(Beginning of LISTED RECORDS)

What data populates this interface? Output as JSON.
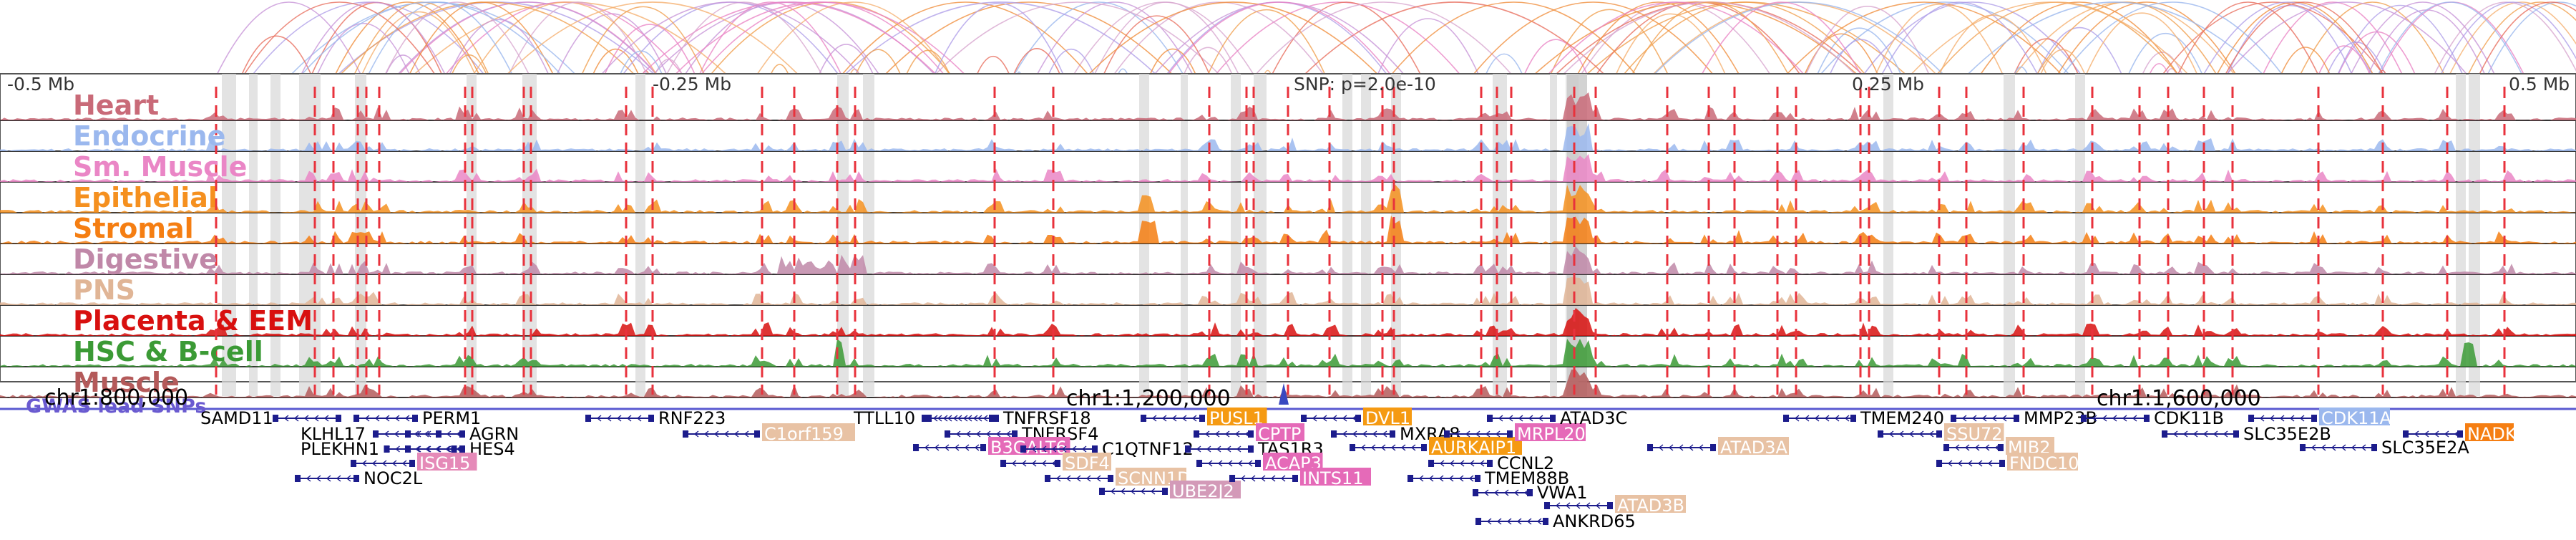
{
  "scale": {
    "ticks": [
      {
        "label": "-0.5 Mb",
        "pos": 0
      },
      {
        "label": "-0.25 Mb",
        "pos": 0.25
      },
      {
        "label": "0.25 Mb",
        "pos": 0.75
      },
      {
        "label": "0.5 Mb",
        "pos": 1
      }
    ],
    "snp_label": "SNP: p=2.0e-10"
  },
  "tracks": [
    {
      "name": "Heart",
      "color": "#c96a78"
    },
    {
      "name": "Endocrine",
      "color": "#9bb8ee"
    },
    {
      "name": "Sm. Muscle",
      "color": "#ea86c6"
    },
    {
      "name": "Epithelial",
      "color": "#f5901f"
    },
    {
      "name": "Stromal",
      "color": "#f57e12"
    },
    {
      "name": "Digestive",
      "color": "#c088a8"
    },
    {
      "name": "PNS",
      "color": "#e0b596"
    },
    {
      "name": "Placenta & EEM",
      "color": "#d8100f"
    },
    {
      "name": "HSC & B-cell",
      "color": "#3b9a35"
    },
    {
      "name": "Muscle",
      "color": "#b45a5a"
    }
  ],
  "gwas_label": "GWAS lead SNPs",
  "coordinates": [
    "chr1:800,000",
    "chr1:1,200,000",
    "chr1:1,600,000"
  ],
  "genes": [
    {
      "name": "SAMD11",
      "hl": null
    },
    {
      "name": "KLHL17",
      "hl": null
    },
    {
      "name": "PLEKHN1",
      "hl": null
    },
    {
      "name": "PERM1",
      "hl": null
    },
    {
      "name": "AGRN",
      "hl": null
    },
    {
      "name": "HES4",
      "hl": null
    },
    {
      "name": "ISG15",
      "hl": "#e58ab8"
    },
    {
      "name": "NOC2L",
      "hl": null
    },
    {
      "name": "RNF223",
      "hl": null
    },
    {
      "name": "C1orf159",
      "hl": "#e8c2a4"
    },
    {
      "name": "TTLL10",
      "hl": null
    },
    {
      "name": "TNFRSF18",
      "hl": null
    },
    {
      "name": "TNFRSF4",
      "hl": null
    },
    {
      "name": "B3GALT6",
      "hl": "#e56ab8"
    },
    {
      "name": "C1QTNF12",
      "hl": null
    },
    {
      "name": "SDF4",
      "hl": "#e8c2a4"
    },
    {
      "name": "SCNN1D",
      "hl": "#e8c2a4"
    },
    {
      "name": "UBE2J2",
      "hl": "#d39ab8"
    },
    {
      "name": "PUSL1",
      "hl": "#f59a12"
    },
    {
      "name": "CPTP",
      "hl": "#e56ab8"
    },
    {
      "name": "TAS1R3",
      "hl": null
    },
    {
      "name": "ACAP3",
      "hl": "#e56ab8"
    },
    {
      "name": "INTS11",
      "hl": "#e56ab8"
    },
    {
      "name": "DVL1",
      "hl": "#f59a12"
    },
    {
      "name": "MXRA8",
      "hl": null
    },
    {
      "name": "AURKAIP1",
      "hl": "#f59a12"
    },
    {
      "name": "CCNL2",
      "hl": null
    },
    {
      "name": "MRPL20",
      "hl": "#e56ab8"
    },
    {
      "name": "TMEM88B",
      "hl": null
    },
    {
      "name": "VWA1",
      "hl": null
    },
    {
      "name": "ATAD3C",
      "hl": null
    },
    {
      "name": "ATAD3B",
      "hl": "#e8c2a4"
    },
    {
      "name": "ANKRD65",
      "hl": null
    },
    {
      "name": "ATAD3A",
      "hl": "#e8c2a4"
    },
    {
      "name": "TMEM240",
      "hl": null
    },
    {
      "name": "SSU72",
      "hl": "#e8c2a4"
    },
    {
      "name": "MMP23B",
      "hl": null
    },
    {
      "name": "MIB2",
      "hl": "#e8c2a4"
    },
    {
      "name": "FNDC10",
      "hl": "#e8c2a4"
    },
    {
      "name": "CDK11B",
      "hl": null
    },
    {
      "name": "SLC35E2B",
      "hl": null
    },
    {
      "name": "CDK11A",
      "hl": "#9bb8ee"
    },
    {
      "name": "SLC35E2A",
      "hl": null
    },
    {
      "name": "NADK",
      "hl": "#f57e12"
    }
  ]
}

(End of LISTED RECORDS)

**EXERCISE:** Give the data again word for word, without pictures.

**EXERCISE ANSWER:**
What data populates this interface? Output as JSON.
{
  "scale": {
    "ticks": [
      {
        "label": "-0.5 Mb",
        "pos": 0
      },
      {
        "label": "-0.25 Mb",
        "pos": 0.25
      },
      {
        "label": "0.25 Mb",
        "pos": 0.75
      },
      {
        "label": "0.5 Mb",
        "pos": 1
      }
    ],
    "snp_label": "SNP: p=2.0e-10"
  },
  "tracks": [
    {
      "name": "Heart",
      "color": "#c96a78"
    },
    {
      "name": "Endocrine",
      "color": "#9bb8ee"
    },
    {
      "name": "Sm. Muscle",
      "color": "#ea86c6"
    },
    {
      "name": "Epithelial",
      "color": "#f5901f"
    },
    {
      "name": "Stromal",
      "color": "#f57e12"
    },
    {
      "name": "Digestive",
      "color": "#c088a8"
    },
    {
      "name": "PNS",
      "color": "#e0b596"
    },
    {
      "name": "Placenta & EEM",
      "color": "#d8100f"
    },
    {
      "name": "HSC & B-cell",
      "color": "#3b9a35"
    },
    {
      "name": "Muscle",
      "color": "#b45a5a"
    }
  ],
  "gwas_label": "GWAS lead SNPs",
  "coordinates": [
    "chr1:800,000",
    "chr1:1,200,000",
    "chr1:1,600,000"
  ],
  "genes": [
    {
      "name": "SAMD11",
      "hl": null
    },
    {
      "name": "KLHL17",
      "hl": null
    },
    {
      "name": "PLEKHN1",
      "hl": null
    },
    {
      "name": "PERM1",
      "hl": null
    },
    {
      "name": "AGRN",
      "hl": null
    },
    {
      "name": "HES4",
      "hl": null
    },
    {
      "name": "ISG15",
      "hl": "#e58ab8"
    },
    {
      "name": "NOC2L",
      "hl": null
    },
    {
      "name": "RNF223",
      "hl": null
    },
    {
      "name": "C1orf159",
      "hl": "#e8c2a4"
    },
    {
      "name": "TTLL10",
      "hl": null
    },
    {
      "name": "TNFRSF18",
      "hl": null
    },
    {
      "name": "TNFRSF4",
      "hl": null
    },
    {
      "name": "B3GALT6",
      "hl": "#e56ab8"
    },
    {
      "name": "C1QTNF12",
      "hl": null
    },
    {
      "name": "SDF4",
      "hl": "#e8c2a4"
    },
    {
      "name": "SCNN1D",
      "hl": "#e8c2a4"
    },
    {
      "name": "UBE2J2",
      "hl": "#d39ab8"
    },
    {
      "name": "PUSL1",
      "hl": "#f59a12"
    },
    {
      "name": "CPTP",
      "hl": "#e56ab8"
    },
    {
      "name": "TAS1R3",
      "hl": null
    },
    {
      "name": "ACAP3",
      "hl": "#e56ab8"
    },
    {
      "name": "INTS11",
      "hl": "#e56ab8"
    },
    {
      "name": "DVL1",
      "hl": "#f59a12"
    },
    {
      "name": "MXRA8",
      "hl": null
    },
    {
      "name": "AURKAIP1",
      "hl": "#f59a12"
    },
    {
      "name": "CCNL2",
      "hl": null
    },
    {
      "name": "MRPL20",
      "hl": "#e56ab8"
    },
    {
      "name": "TMEM88B",
      "hl": null
    },
    {
      "name": "VWA1",
      "hl": null
    },
    {
      "name": "ATAD3C",
      "hl": null
    },
    {
      "name": "ATAD3B",
      "hl": "#e8c2a4"
    },
    {
      "name": "ANKRD65",
      "hl": null
    },
    {
      "name": "ATAD3A",
      "hl": "#e8c2a4"
    },
    {
      "name": "TMEM240",
      "hl": null
    },
    {
      "name": "SSU72",
      "hl": "#e8c2a4"
    },
    {
      "name": "MMP23B",
      "hl": null
    },
    {
      "name": "MIB2",
      "hl": "#e8c2a4"
    },
    {
      "name": "FNDC10",
      "hl": "#e8c2a4"
    },
    {
      "name": "CDK11B",
      "hl": null
    },
    {
      "name": "SLC35E2B",
      "hl": null
    },
    {
      "name": "CDK11A",
      "hl": "#9bb8ee"
    },
    {
      "name": "SLC35E2A",
      "hl": null
    },
    {
      "name": "NADK",
      "hl": "#f57e12"
    }
  ]
}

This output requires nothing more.